Exercise task:
Quote the entries word for word. Omit the pictures.

Entries supplied:
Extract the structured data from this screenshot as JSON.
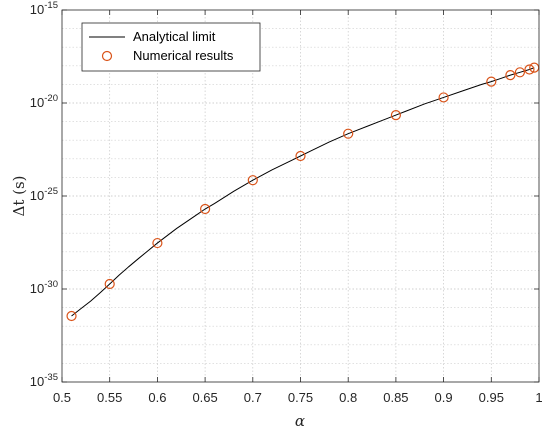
{
  "chart_data": {
    "type": "line",
    "xlabel": "α",
    "ylabel": "Δt (s)",
    "xlim": [
      0.5,
      1
    ],
    "ylim": [
      -35,
      -15
    ],
    "yscale": "log",
    "grid": true,
    "minor_grid_y": true,
    "legend_position": "top-left",
    "x_ticks": [
      "0.5",
      "0.55",
      "0.6",
      "0.65",
      "0.7",
      "0.75",
      "0.8",
      "0.85",
      "0.9",
      "0.95",
      "1"
    ],
    "y_ticks": [
      {
        "base": "10",
        "exp": "-35",
        "value": -35
      },
      {
        "base": "10",
        "exp": "-30",
        "value": -30
      },
      {
        "base": "10",
        "exp": "-25",
        "value": -25
      },
      {
        "base": "10",
        "exp": "-20",
        "value": -20
      },
      {
        "base": "10",
        "exp": "-15",
        "value": -15
      }
    ],
    "series": [
      {
        "name": "Analytical limit",
        "style": "line",
        "color": "#000000",
        "x": [
          0.51,
          0.52,
          0.53,
          0.54,
          0.55,
          0.56,
          0.57,
          0.58,
          0.59,
          0.6,
          0.62,
          0.64,
          0.65,
          0.66,
          0.68,
          0.7,
          0.72,
          0.74,
          0.75,
          0.76,
          0.78,
          0.8,
          0.82,
          0.84,
          0.85,
          0.86,
          0.88,
          0.9,
          0.92,
          0.94,
          0.95,
          0.96,
          0.97,
          0.98,
          0.99,
          0.995
        ],
        "log10_y": [
          -31.45,
          -31.05,
          -30.65,
          -30.2,
          -29.73,
          -29.25,
          -28.8,
          -28.37,
          -27.95,
          -27.53,
          -26.75,
          -26.05,
          -25.7,
          -25.4,
          -24.75,
          -24.15,
          -23.6,
          -23.1,
          -22.85,
          -22.6,
          -22.1,
          -21.65,
          -21.25,
          -20.85,
          -20.65,
          -20.45,
          -20.05,
          -19.7,
          -19.35,
          -19.0,
          -18.85,
          -18.68,
          -18.5,
          -18.35,
          -18.2,
          -18.1
        ]
      },
      {
        "name": "Numerical results",
        "style": "markers",
        "marker": "circle",
        "color": "#d95319",
        "x": [
          0.51,
          0.55,
          0.6,
          0.65,
          0.7,
          0.75,
          0.8,
          0.85,
          0.9,
          0.95,
          0.97,
          0.98,
          0.99,
          0.995
        ],
        "log10_y": [
          -31.45,
          -29.73,
          -27.53,
          -25.7,
          -24.15,
          -22.85,
          -21.65,
          -20.65,
          -19.7,
          -18.85,
          -18.5,
          -18.35,
          -18.2,
          -18.1
        ]
      }
    ]
  }
}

Written response:
Extract the structured data from this screenshot as JSON.
{
  "chart_data": {
    "type": "line",
    "xlabel": "α",
    "ylabel": "Δt (s)",
    "xlim": [
      0.5,
      1
    ],
    "ylim": [
      -35,
      -15
    ],
    "yscale": "log",
    "grid": true,
    "minor_grid_y": true,
    "legend_position": "top-left",
    "x_ticks": [
      "0.5",
      "0.55",
      "0.6",
      "0.65",
      "0.7",
      "0.75",
      "0.8",
      "0.85",
      "0.9",
      "0.95",
      "1"
    ],
    "y_ticks": [
      {
        "base": "10",
        "exp": "-35",
        "value": -35
      },
      {
        "base": "10",
        "exp": "-30",
        "value": -30
      },
      {
        "base": "10",
        "exp": "-25",
        "value": -25
      },
      {
        "base": "10",
        "exp": "-20",
        "value": -20
      },
      {
        "base": "10",
        "exp": "-15",
        "value": -15
      }
    ],
    "series": [
      {
        "name": "Analytical limit",
        "style": "line",
        "color": "#000000",
        "x": [
          0.51,
          0.52,
          0.53,
          0.54,
          0.55,
          0.56,
          0.57,
          0.58,
          0.59,
          0.6,
          0.62,
          0.64,
          0.65,
          0.66,
          0.68,
          0.7,
          0.72,
          0.74,
          0.75,
          0.76,
          0.78,
          0.8,
          0.82,
          0.84,
          0.85,
          0.86,
          0.88,
          0.9,
          0.92,
          0.94,
          0.95,
          0.96,
          0.97,
          0.98,
          0.99,
          0.995
        ],
        "log10_y": [
          -31.45,
          -31.05,
          -30.65,
          -30.2,
          -29.73,
          -29.25,
          -28.8,
          -28.37,
          -27.95,
          -27.53,
          -26.75,
          -26.05,
          -25.7,
          -25.4,
          -24.75,
          -24.15,
          -23.6,
          -23.1,
          -22.85,
          -22.6,
          -22.1,
          -21.65,
          -21.25,
          -20.85,
          -20.65,
          -20.45,
          -20.05,
          -19.7,
          -19.35,
          -19.0,
          -18.85,
          -18.68,
          -18.5,
          -18.35,
          -18.2,
          -18.1
        ]
      },
      {
        "name": "Numerical results",
        "style": "markers",
        "marker": "circle",
        "color": "#d95319",
        "x": [
          0.51,
          0.55,
          0.6,
          0.65,
          0.7,
          0.75,
          0.8,
          0.85,
          0.9,
          0.95,
          0.97,
          0.98,
          0.99,
          0.995
        ],
        "log10_y": [
          -31.45,
          -29.73,
          -27.53,
          -25.7,
          -24.15,
          -22.85,
          -21.65,
          -20.65,
          -19.7,
          -18.85,
          -18.5,
          -18.35,
          -18.2,
          -18.1
        ]
      }
    ]
  }
}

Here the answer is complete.